Extract every record, keeping each one exactly as it is.

□ □ □ □ □

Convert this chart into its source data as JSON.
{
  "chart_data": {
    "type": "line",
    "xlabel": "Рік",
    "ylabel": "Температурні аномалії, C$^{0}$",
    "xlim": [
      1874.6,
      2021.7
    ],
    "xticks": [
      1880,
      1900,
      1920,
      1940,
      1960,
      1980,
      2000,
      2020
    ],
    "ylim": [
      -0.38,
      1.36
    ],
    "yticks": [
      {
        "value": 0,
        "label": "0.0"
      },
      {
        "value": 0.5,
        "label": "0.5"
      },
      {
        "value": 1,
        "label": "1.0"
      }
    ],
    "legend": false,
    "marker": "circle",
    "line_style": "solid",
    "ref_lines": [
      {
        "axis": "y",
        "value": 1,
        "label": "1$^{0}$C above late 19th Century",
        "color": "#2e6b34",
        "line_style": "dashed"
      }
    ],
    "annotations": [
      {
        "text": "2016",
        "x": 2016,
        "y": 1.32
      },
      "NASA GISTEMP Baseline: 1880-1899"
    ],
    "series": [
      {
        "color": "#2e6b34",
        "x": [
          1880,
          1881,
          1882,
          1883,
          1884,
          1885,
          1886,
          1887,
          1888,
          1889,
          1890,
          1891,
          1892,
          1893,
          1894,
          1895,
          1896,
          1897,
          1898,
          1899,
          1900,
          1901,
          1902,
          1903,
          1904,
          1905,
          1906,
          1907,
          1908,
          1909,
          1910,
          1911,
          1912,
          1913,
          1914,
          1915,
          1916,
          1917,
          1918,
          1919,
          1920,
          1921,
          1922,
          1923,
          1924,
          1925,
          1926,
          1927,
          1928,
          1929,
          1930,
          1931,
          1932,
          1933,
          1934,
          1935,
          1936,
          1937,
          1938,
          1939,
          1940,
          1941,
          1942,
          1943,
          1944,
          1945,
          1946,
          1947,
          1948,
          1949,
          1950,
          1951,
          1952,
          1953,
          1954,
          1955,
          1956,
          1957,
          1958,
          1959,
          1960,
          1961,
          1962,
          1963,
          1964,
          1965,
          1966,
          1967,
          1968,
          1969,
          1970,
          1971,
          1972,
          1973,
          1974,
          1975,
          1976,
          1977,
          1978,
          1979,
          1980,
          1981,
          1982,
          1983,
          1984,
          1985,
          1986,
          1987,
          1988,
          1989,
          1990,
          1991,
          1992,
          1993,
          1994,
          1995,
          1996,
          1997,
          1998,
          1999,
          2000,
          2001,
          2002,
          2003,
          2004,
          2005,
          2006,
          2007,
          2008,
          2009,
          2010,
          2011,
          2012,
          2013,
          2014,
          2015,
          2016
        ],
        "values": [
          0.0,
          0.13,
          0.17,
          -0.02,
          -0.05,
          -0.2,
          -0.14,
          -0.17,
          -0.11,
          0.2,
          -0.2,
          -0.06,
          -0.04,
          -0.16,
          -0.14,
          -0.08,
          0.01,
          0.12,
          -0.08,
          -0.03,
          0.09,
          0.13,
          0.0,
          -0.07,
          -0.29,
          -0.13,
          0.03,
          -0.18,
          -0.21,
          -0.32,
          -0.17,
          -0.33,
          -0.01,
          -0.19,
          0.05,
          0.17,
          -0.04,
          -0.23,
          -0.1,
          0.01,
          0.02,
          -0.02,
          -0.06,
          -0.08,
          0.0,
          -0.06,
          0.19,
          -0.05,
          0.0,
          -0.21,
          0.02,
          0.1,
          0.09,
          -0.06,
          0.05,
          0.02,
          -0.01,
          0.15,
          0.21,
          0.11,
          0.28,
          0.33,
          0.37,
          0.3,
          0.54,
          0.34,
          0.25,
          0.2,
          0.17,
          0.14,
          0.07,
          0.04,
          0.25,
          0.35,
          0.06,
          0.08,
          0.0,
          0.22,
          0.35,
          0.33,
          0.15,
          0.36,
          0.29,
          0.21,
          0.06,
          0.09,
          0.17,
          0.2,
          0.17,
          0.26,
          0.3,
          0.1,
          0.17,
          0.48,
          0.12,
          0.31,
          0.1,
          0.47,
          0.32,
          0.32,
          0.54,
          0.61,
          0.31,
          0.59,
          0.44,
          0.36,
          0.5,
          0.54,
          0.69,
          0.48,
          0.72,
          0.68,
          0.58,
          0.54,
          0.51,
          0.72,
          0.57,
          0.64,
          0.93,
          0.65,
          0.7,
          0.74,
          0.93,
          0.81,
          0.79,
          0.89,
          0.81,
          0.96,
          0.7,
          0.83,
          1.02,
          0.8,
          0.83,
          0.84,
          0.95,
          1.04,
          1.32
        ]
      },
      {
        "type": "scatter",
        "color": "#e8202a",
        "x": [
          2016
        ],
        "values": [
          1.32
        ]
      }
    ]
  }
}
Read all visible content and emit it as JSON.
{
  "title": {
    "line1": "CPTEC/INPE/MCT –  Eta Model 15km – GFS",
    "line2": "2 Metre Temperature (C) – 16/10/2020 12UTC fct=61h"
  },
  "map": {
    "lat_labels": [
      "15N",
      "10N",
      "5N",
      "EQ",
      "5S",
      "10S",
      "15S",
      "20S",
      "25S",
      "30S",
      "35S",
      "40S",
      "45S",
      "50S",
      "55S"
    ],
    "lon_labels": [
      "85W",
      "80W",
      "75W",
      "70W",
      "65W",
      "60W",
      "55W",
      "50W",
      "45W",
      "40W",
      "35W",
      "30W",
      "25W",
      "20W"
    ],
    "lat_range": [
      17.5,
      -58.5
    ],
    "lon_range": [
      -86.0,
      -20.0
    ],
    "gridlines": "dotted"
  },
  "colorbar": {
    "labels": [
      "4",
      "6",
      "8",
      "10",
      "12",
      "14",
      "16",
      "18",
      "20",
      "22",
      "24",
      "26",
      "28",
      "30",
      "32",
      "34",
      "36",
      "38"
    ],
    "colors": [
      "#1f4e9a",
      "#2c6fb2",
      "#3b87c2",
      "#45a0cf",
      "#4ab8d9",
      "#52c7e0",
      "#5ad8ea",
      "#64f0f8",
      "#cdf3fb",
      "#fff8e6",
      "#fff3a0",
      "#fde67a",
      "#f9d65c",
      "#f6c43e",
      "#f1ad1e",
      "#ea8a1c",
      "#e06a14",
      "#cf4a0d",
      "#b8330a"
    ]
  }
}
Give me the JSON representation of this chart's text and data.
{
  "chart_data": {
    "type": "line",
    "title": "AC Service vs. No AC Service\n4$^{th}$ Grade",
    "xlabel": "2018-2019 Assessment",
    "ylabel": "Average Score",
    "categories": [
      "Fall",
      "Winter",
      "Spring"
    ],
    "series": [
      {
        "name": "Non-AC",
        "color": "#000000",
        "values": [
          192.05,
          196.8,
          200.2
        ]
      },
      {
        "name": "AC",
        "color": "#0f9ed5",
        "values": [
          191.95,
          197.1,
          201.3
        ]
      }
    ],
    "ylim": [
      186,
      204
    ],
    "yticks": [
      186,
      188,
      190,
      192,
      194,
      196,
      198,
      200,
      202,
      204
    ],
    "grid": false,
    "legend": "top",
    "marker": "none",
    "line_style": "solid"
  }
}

□ □ □ □ □

● **Answer in full**:
Convert this chart into its source data as JSON.
{
  "chart_data": {
    "type": "line",
    "xlabel": "Рік",
    "ylabel": "Температурні аномалії, C$^{0}$",
    "xlim": [
      1874.6,
      2021.7
    ],
    "xticks": [
      1880,
      1900,
      1920,
      1940,
      1960,
      1980,
      2000,
      2020
    ],
    "ylim": [
      -0.38,
      1.36
    ],
    "yticks": [
      {
        "value": 0,
        "label": "0.0"
      },
      {
        "value": 0.5,
        "label": "0.5"
      },
      {
        "value": 1,
        "label": "1.0"
      }
    ],
    "legend": false,
    "marker": "circle",
    "line_style": "solid",
    "ref_lines": [
      {
        "axis": "y",
        "value": 1,
        "label": "1$^{0}$C above late 19th Century",
        "color": "#2e6b34",
        "line_style": "dashed"
      }
    ],
    "annotations": [
      {
        "text": "2016",
        "x": 2016,
        "y": 1.32
      },
      "NASA GISTEMP Baseline: 1880-1899"
    ],
    "series": [
      {
        "color": "#2e6b34",
        "x": [
          1880,
          1881,
          1882,
          1883,
          1884,
          1885,
          1886,
          1887,
          1888,
          1889,
          1890,
          1891,
          1892,
          1893,
          1894,
          1895,
          1896,
          1897,
          1898,
          1899,
          1900,
          1901,
          1902,
          1903,
          1904,
          1905,
          1906,
          1907,
          1908,
          1909,
          1910,
          1911,
          1912,
          1913,
          1914,
          1915,
          1916,
          1917,
          1918,
          1919,
          1920,
          1921,
          1922,
          1923,
          1924,
          1925,
          1926,
          1927,
          1928,
          1929,
          1930,
          1931,
          1932,
          1933,
          1934,
          1935,
          1936,
          1937,
          1938,
          1939,
          1940,
          1941,
          1942,
          1943,
          1944,
          1945,
          1946,
          1947,
          1948,
          1949,
          1950,
          1951,
          1952,
          1953,
          1954,
          1955,
          1956,
          1957,
          1958,
          1959,
          1960,
          1961,
          1962,
          1963,
          1964,
          1965,
          1966,
          1967,
          1968,
          1969,
          1970,
          1971,
          1972,
          1973,
          1974,
          1975,
          1976,
          1977,
          1978,
          1979,
          1980,
          1981,
          1982,
          1983,
          1984,
          1985,
          1986,
          1987,
          1988,
          1989,
          1990,
          1991,
          1992,
          1993,
          1994,
          1995,
          1996,
          1997,
          1998,
          1999,
          2000,
          2001,
          2002,
          2003,
          2004,
          2005,
          2006,
          2007,
          2008,
          2009,
          2010,
          2011,
          2012,
          2013,
          2014,
          2015,
          2016
        ],
        "values": [
          0.0,
          0.13,
          0.17,
          -0.02,
          -0.05,
          -0.2,
          -0.14,
          -0.17,
          -0.11,
          0.2,
          -0.2,
          -0.06,
          -0.04,
          -0.16,
          -0.14,
          -0.08,
          0.01,
          0.12,
          -0.08,
          -0.03,
          0.09,
          0.13,
          0.0,
          -0.07,
          -0.29,
          -0.13,
          0.03,
          -0.18,
          -0.21,
          -0.32,
          -0.17,
          -0.33,
          -0.01,
          -0.19,
          0.05,
          0.17,
          -0.04,
          -0.23,
          -0.1,
          0.01,
          0.02,
          -0.02,
          -0.06,
          -0.08,
          0.0,
          -0.06,
          0.19,
          -0.05,
          0.0,
          -0.21,
          0.02,
          0.1,
          0.09,
          -0.06,
          0.05,
          0.02,
          -0.01,
          0.15,
          0.21,
          0.11,
          0.28,
          0.33,
          0.37,
          0.3,
          0.54,
          0.34,
          0.25,
          0.2,
          0.17,
          0.14,
          0.07,
          0.04,
          0.25,
          0.35,
          0.06,
          0.08,
          0.0,
          0.22,
          0.35,
          0.33,
          0.15,
          0.36,
          0.29,
          0.21,
          0.06,
          0.09,
          0.17,
          0.2,
          0.17,
          0.26,
          0.3,
          0.1,
          0.17,
          0.48,
          0.12,
          0.31,
          0.1,
          0.47,
          0.32,
          0.32,
          0.54,
          0.61,
          0.31,
          0.59,
          0.44,
          0.36,
          0.5,
          0.54,
          0.69,
          0.48,
          0.72,
          0.68,
          0.58,
          0.54,
          0.51,
          0.72,
          0.57,
          0.64,
          0.93,
          0.65,
          0.7,
          0.74,
          0.93,
          0.81,
          0.79,
          0.89,
          0.81,
          0.96,
          0.7,
          0.83,
          1.02,
          0.8,
          0.83,
          0.84,
          0.95,
          1.04,
          1.32
        ]
      },
      {
        "type": "scatter",
        "color": "#e8202a",
        "x": [
          2016
        ],
        "values": [
          1.32
        ]
      }
    ]
  }
}
Read all visible content and emit it as JSON.
{
  "title": {
    "line1": "CPTEC/INPE/MCT –  Eta Model 15km – GFS",
    "line2": "2 Metre Temperature (C) – 16/10/2020 12UTC fct=61h"
  },
  "map": {
    "lat_labels": [
      "15N",
      "10N",
      "5N",
      "EQ",
      "5S",
      "10S",
      "15S",
      "20S",
      "25S",
      "30S",
      "35S",
      "40S",
      "45S",
      "50S",
      "55S"
    ],
    "lon_labels": [
      "85W",
      "80W",
      "75W",
      "70W",
      "65W",
      "60W",
      "55W",
      "50W",
      "45W",
      "40W",
      "35W",
      "30W",
      "25W",
      "20W"
    ],
    "lat_range": [
      17.5,
      -58.5
    ],
    "lon_range": [
      -86.0,
      -20.0
    ],
    "gridlines": "dotted"
  },
  "colorbar": {
    "labels": [
      "4",
      "6",
      "8",
      "10",
      "12",
      "14",
      "16",
      "18",
      "20",
      "22",
      "24",
      "26",
      "28",
      "30",
      "32",
      "34",
      "36",
      "38"
    ],
    "colors": [
      "#1f4e9a",
      "#2c6fb2",
      "#3b87c2",
      "#45a0cf",
      "#4ab8d9",
      "#52c7e0",
      "#5ad8ea",
      "#64f0f8",
      "#cdf3fb",
      "#fff8e6",
      "#fff3a0",
      "#fde67a",
      "#f9d65c",
      "#f6c43e",
      "#f1ad1e",
      "#ea8a1c",
      "#e06a14",
      "#cf4a0d",
      "#b8330a"
    ]
  }
}
Give me the JSON representation of this chart's text and data.
{
  "chart_data": {
    "type": "line",
    "title": "AC Service vs. No AC Service\n4$^{th}$ Grade",
    "xlabel": "2018-2019 Assessment",
    "ylabel": "Average Score",
    "categories": [
      "Fall",
      "Winter",
      "Spring"
    ],
    "series": [
      {
        "name": "Non-AC",
        "color": "#000000",
        "values": [
          192.05,
          196.8,
          200.2
        ]
      },
      {
        "name": "AC",
        "color": "#0f9ed5",
        "values": [
          191.95,
          197.1,
          201.3
        ]
      }
    ],
    "ylim": [
      186,
      204
    ],
    "yticks": [
      186,
      188,
      190,
      192,
      194,
      196,
      198,
      200,
      202,
      204
    ],
    "grid": false,
    "legend": "top",
    "marker": "none",
    "line_style": "solid"
  }
}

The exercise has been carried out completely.